» Records for the task

* * * *

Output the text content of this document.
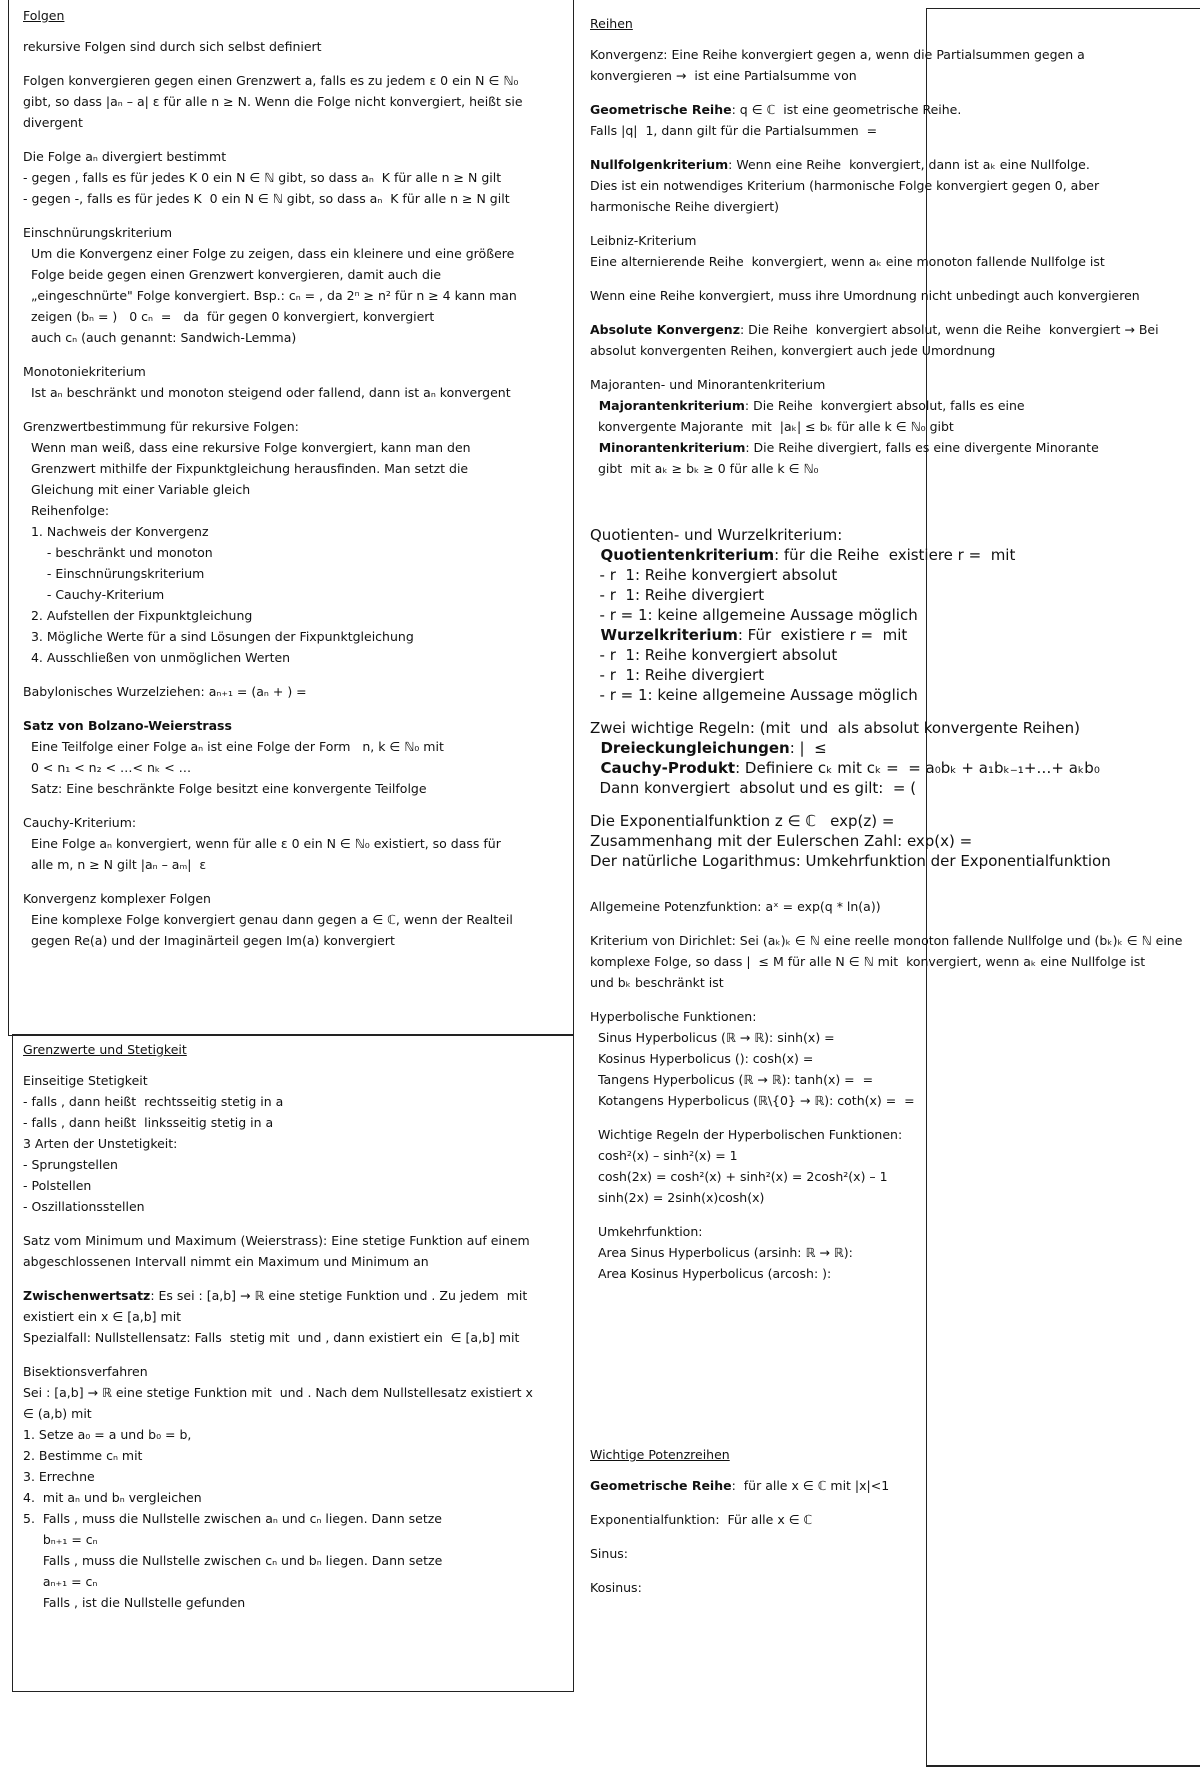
Folgen
rekursive Folgen sind durch sich selbst definiert
Folgen konvergieren gegen einen Grenzwert a, falls es zu jedem ε 0 ein N ∈ ℕ₀
gibt, so dass |aₙ – a| ε für alle n ≥ N. Wenn die Folge nicht konvergiert, heißt sie
divergent
Die Folge aₙ divergiert bestimmt
- gegen , falls es für jedes K 0 ein N ∈ ℕ gibt, so dass aₙ  K für alle n ≥ N gilt
- gegen -, falls es für jedes K  0 ein N ∈ ℕ gibt, so dass aₙ  K für alle n ≥ N gilt
Einschnürungskriterium
Um die Konvergenz einer Folge zu zeigen, dass ein kleinere und eine größere
Folge beide gegen einen Grenzwert konvergieren, damit auch die
„eingeschnürte" Folge konvergiert. Bsp.: cₙ = , da 2ⁿ ≥ n² für n ≥ 4 kann man
zeigen (bₙ = )   0 cₙ  =   da  für gegen 0 konvergiert, konvergiert
auch cₙ (auch genannt: Sandwich-Lemma)
Monotoniekriterium
Ist aₙ beschränkt und monoton steigend oder fallend, dann ist aₙ konvergent
Grenzwertbestimmung für rekursive Folgen:
Wenn man weiß, dass eine rekursive Folge konvergiert, kann man den
Grenzwert mithilfe der Fixpunktgleichung herausfinden. Man setzt die
Gleichung mit einer Variable gleich
Reihenfolge:
1. Nachweis der Konvergenz
- beschränkt und monoton
- Einschnürungskriterium
- Cauchy-Kriterium
2. Aufstellen der Fixpunktgleichung
3. Mögliche Werte für a sind Lösungen der Fixpunktgleichung
4. Ausschließen von unmöglichen Werten
Babylonisches Wurzelziehen: aₙ₊₁ = (aₙ + ) =
Satz von Bolzano-Weierstrass
Eine Teilfolge einer Folge aₙ ist eine Folge der Form   n, k ∈ ℕ₀ mit
0 < n₁ < n₂ < …< nₖ < …
Satz: Eine beschränkte Folge besitzt eine konvergente Teilfolge
Cauchy-Kriterium:
Eine Folge aₙ konvergiert, wenn für alle ε 0 ein N ∈ ℕ₀ existiert, so dass für
alle m, n ≥ N gilt |aₙ – aₘ|  ε
Konvergenz komplexer Folgen
Eine komplexe Folge konvergiert genau dann gegen a ∈ ℂ, wenn der Realteil
gegen Re(a) und der Imaginärteil gegen Im(a) konvergiert
Grenzwerte und Stetigkeit
Einseitige Stetigkeit
- falls , dann heißt  rechtsseitig stetig in a
- falls , dann heißt  linksseitig stetig in a
3 Arten der Unstetigkeit:
- Sprungstellen
- Polstellen
- Oszillationsstellen
Satz vom Minimum und Maximum (Weierstrass): Eine stetige Funktion auf einem
abgeschlossenen Intervall nimmt ein Maximum und Minimum an
Zwischenwertsatz: Es sei : [a,b] → ℝ eine stetige Funktion und . Zu jedem  mit
existiert ein x ∈ [a,b] mit
Spezialfall: Nullstellensatz: Falls  stetig mit  und , dann existiert ein  ∈ [a,b] mit
Bisektionsverfahren
Sei : [a,b] → ℝ eine stetige Funktion mit  und . Nach dem Nullstellesatz existiert x
∈ (a,b) mit
1. Setze a₀ = a und b₀ = b,
2. Bestimme cₙ mit
3. Errechne
4.  mit aₙ und bₙ vergleichen
5.  Falls , muss die Nullstelle zwischen aₙ und cₙ liegen. Dann setze
bₙ₊₁ = cₙ
Falls , muss die Nullstelle zwischen cₙ und bₙ liegen. Dann setze
aₙ₊₁ = cₙ
Falls , ist die Nullstelle gefunden
Reihen
Konvergenz: Eine Reihe konvergiert gegen a, wenn die Partialsummen gegen a
konvergieren →  ist eine Partialsumme von
Geometrische Reihe: q ∈ ℂ  ist eine geometrische Reihe.
Falls |q|  1, dann gilt für die Partialsummen  =
Nullfolgenkriterium: Wenn eine Reihe  konvergiert, dann ist aₖ eine Nullfolge.
Dies ist ein notwendiges Kriterium (harmonische Folge konvergiert gegen 0, aber
harmonische Reihe divergiert)
Leibniz-Kriterium
Eine alternierende Reihe  konvergiert, wenn aₖ eine monoton fallende Nullfolge ist
Wenn eine Reihe konvergiert, muss ihre Umordnung nicht unbedingt auch konvergieren
Absolute Konvergenz: Die Reihe  konvergiert absolut, wenn die Reihe  konvergiert → Bei
absolut konvergenten Reihen, konvergiert auch jede Umordnung
Majoranten- und Minorantenkriterium
Majorantenkriterium: Die Reihe  konvergiert absolut, falls es eine
konvergente Majorante  mit  |aₖ| ≤ bₖ für alle k ∈ ℕ₀ gibt
Minorantenkriterium: Die Reihe divergiert, falls es eine divergente Minorante
gibt  mit aₖ ≥ bₖ ≥ 0 für alle k ∈ ℕ₀
Quotienten- und Wurzelkriterium:
Quotientenkriterium: für die Reihe  existiere r =  mit
- r  1: Reihe konvergiert absolut
- r  1: Reihe divergiert
- r = 1: keine allgemeine Aussage möglich
Wurzelkriterium: Für  existiere r =  mit
- r  1: Reihe konvergiert absolut
- r  1: Reihe divergiert
- r = 1: keine allgemeine Aussage möglich
Zwei wichtige Regeln: (mit  und  als absolut konvergente Reihen)
Dreieckungleichungen: |  ≤
Cauchy-Produkt: Definiere cₖ mit cₖ =  = a₀bₖ + a₁bₖ₋₁+…+ aₖb₀
Dann konvergiert  absolut und es gilt:  = (
Die Exponentialfunktion z ∈ ℂ   exp(z) =
Zusammenhang mit der Eulerschen Zahl: exp(x) =
Der natürliche Logarithmus: Umkehrfunktion der Exponentialfunktion
Allgemeine Potenzfunktion: aˣ = exp(q * ln(a))
Kriterium von Dirichlet: Sei (aₖ)ₖ ∈ ℕ eine reelle monoton fallende Nullfolge und (bₖ)ₖ ∈ ℕ eine
komplexe Folge, so dass |  ≤ M für alle N ∈ ℕ mit  konvergiert, wenn aₖ eine Nullfolge ist
und bₖ beschränkt ist
Hyperbolische Funktionen:
Sinus Hyperbolicus (ℝ → ℝ): sinh(x) =
Kosinus Hyperbolicus (): cosh(x) =
Tangens Hyperbolicus (ℝ → ℝ): tanh(x) =  =
Kotangens Hyperbolicus (ℝ\{0} → ℝ): coth(x) =  =
Wichtige Regeln der Hyperbolischen Funktionen:
cosh²(x) – sinh²(x) = 1
cosh(2x) = cosh²(x) + sinh²(x) = 2cosh²(x) – 1
sinh(2x) = 2sinh(x)cosh(x)
Umkehrfunktion:
Area Sinus Hyperbolicus (arsinh: ℝ → ℝ):
Area Kosinus Hyperbolicus (arcosh: ):
Wichtige Potenzreihen
Geometrische Reihe:  für alle x ∈ ℂ mit |x|<1
Exponentialfunktion:  Für alle x ∈ ℂ
Sinus:
Kosinus:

* * * *

» What this task involves
Report all lines of the data that include the word "jedem".

» Task output
Folgen konvergieren gegen einen Grenzwert a, falls es zu jedem ε 0 ein N ∈ ℕ₀
Zwischenwertsatz: Es sei : [a,b] → ℝ eine stetige Funktion und . Zu jedem  mit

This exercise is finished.